The request: Repeat all of the records verbatim.

────────

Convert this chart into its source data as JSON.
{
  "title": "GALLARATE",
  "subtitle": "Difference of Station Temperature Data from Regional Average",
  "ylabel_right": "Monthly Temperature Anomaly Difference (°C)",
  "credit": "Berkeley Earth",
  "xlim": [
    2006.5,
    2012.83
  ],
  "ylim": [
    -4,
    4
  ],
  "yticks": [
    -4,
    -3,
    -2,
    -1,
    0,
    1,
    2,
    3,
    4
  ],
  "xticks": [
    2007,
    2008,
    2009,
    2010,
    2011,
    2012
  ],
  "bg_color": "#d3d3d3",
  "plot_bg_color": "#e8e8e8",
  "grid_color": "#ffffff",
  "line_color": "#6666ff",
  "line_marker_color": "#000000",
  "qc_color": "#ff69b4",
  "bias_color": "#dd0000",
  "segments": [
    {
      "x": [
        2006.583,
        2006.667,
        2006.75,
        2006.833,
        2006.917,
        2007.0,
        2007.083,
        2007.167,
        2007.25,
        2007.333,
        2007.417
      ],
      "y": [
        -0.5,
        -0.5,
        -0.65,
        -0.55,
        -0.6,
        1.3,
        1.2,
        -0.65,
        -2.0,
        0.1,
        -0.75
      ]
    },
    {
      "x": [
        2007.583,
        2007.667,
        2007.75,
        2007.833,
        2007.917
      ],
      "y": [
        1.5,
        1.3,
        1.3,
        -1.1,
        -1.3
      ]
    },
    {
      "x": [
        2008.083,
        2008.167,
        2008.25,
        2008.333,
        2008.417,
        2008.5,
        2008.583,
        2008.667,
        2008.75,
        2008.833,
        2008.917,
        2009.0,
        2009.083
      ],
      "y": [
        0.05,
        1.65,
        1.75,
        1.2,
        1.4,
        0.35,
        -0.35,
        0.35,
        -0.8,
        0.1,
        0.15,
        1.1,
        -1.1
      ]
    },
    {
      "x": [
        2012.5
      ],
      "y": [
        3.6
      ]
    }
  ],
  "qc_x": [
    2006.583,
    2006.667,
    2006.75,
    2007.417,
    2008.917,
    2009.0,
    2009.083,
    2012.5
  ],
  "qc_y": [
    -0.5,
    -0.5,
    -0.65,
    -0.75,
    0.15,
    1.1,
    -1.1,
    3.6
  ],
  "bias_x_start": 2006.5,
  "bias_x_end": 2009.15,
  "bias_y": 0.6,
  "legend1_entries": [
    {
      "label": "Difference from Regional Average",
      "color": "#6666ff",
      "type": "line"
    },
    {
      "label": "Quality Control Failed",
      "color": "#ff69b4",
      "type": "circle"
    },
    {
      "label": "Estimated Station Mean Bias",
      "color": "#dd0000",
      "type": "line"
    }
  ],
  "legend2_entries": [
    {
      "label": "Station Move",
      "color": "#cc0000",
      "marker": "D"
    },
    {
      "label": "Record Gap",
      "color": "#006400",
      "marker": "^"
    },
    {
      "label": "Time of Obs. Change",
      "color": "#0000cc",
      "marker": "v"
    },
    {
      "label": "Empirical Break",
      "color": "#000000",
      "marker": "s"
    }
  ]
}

────────

Finished answer:
Convert this chart into its source data as JSON.
{
  "title": "GALLARATE",
  "subtitle": "Difference of Station Temperature Data from Regional Average",
  "ylabel_right": "Monthly Temperature Anomaly Difference (°C)",
  "credit": "Berkeley Earth",
  "xlim": [
    2006.5,
    2012.83
  ],
  "ylim": [
    -4,
    4
  ],
  "yticks": [
    -4,
    -3,
    -2,
    -1,
    0,
    1,
    2,
    3,
    4
  ],
  "xticks": [
    2007,
    2008,
    2009,
    2010,
    2011,
    2012
  ],
  "bg_color": "#d3d3d3",
  "plot_bg_color": "#e8e8e8",
  "grid_color": "#ffffff",
  "line_color": "#6666ff",
  "line_marker_color": "#000000",
  "qc_color": "#ff69b4",
  "bias_color": "#dd0000",
  "segments": [
    {
      "x": [
        2006.583,
        2006.667,
        2006.75,
        2006.833,
        2006.917,
        2007.0,
        2007.083,
        2007.167,
        2007.25,
        2007.333,
        2007.417
      ],
      "y": [
        -0.5,
        -0.5,
        -0.65,
        -0.55,
        -0.6,
        1.3,
        1.2,
        -0.65,
        -2.0,
        0.1,
        -0.75
      ]
    },
    {
      "x": [
        2007.583,
        2007.667,
        2007.75,
        2007.833,
        2007.917
      ],
      "y": [
        1.5,
        1.3,
        1.3,
        -1.1,
        -1.3
      ]
    },
    {
      "x": [
        2008.083,
        2008.167,
        2008.25,
        2008.333,
        2008.417,
        2008.5,
        2008.583,
        2008.667,
        2008.75,
        2008.833,
        2008.917,
        2009.0,
        2009.083
      ],
      "y": [
        0.05,
        1.65,
        1.75,
        1.2,
        1.4,
        0.35,
        -0.35,
        0.35,
        -0.8,
        0.1,
        0.15,
        1.1,
        -1.1
      ]
    },
    {
      "x": [
        2012.5
      ],
      "y": [
        3.6
      ]
    }
  ],
  "qc_x": [
    2006.583,
    2006.667,
    2006.75,
    2007.417,
    2008.917,
    2009.0,
    2009.083,
    2012.5
  ],
  "qc_y": [
    -0.5,
    -0.5,
    -0.65,
    -0.75,
    0.15,
    1.1,
    -1.1,
    3.6
  ],
  "bias_x_start": 2006.5,
  "bias_x_end": 2009.15,
  "bias_y": 0.6,
  "legend1_entries": [
    {
      "label": "Difference from Regional Average",
      "color": "#6666ff",
      "type": "line"
    },
    {
      "label": "Quality Control Failed",
      "color": "#ff69b4",
      "type": "circle"
    },
    {
      "label": "Estimated Station Mean Bias",
      "color": "#dd0000",
      "type": "line"
    }
  ],
  "legend2_entries": [
    {
      "label": "Station Move",
      "color": "#cc0000",
      "marker": "D"
    },
    {
      "label": "Record Gap",
      "color": "#006400",
      "marker": "^"
    },
    {
      "label": "Time of Obs. Change",
      "color": "#0000cc",
      "marker": "v"
    },
    {
      "label": "Empirical Break",
      "color": "#000000",
      "marker": "s"
    }
  ]
}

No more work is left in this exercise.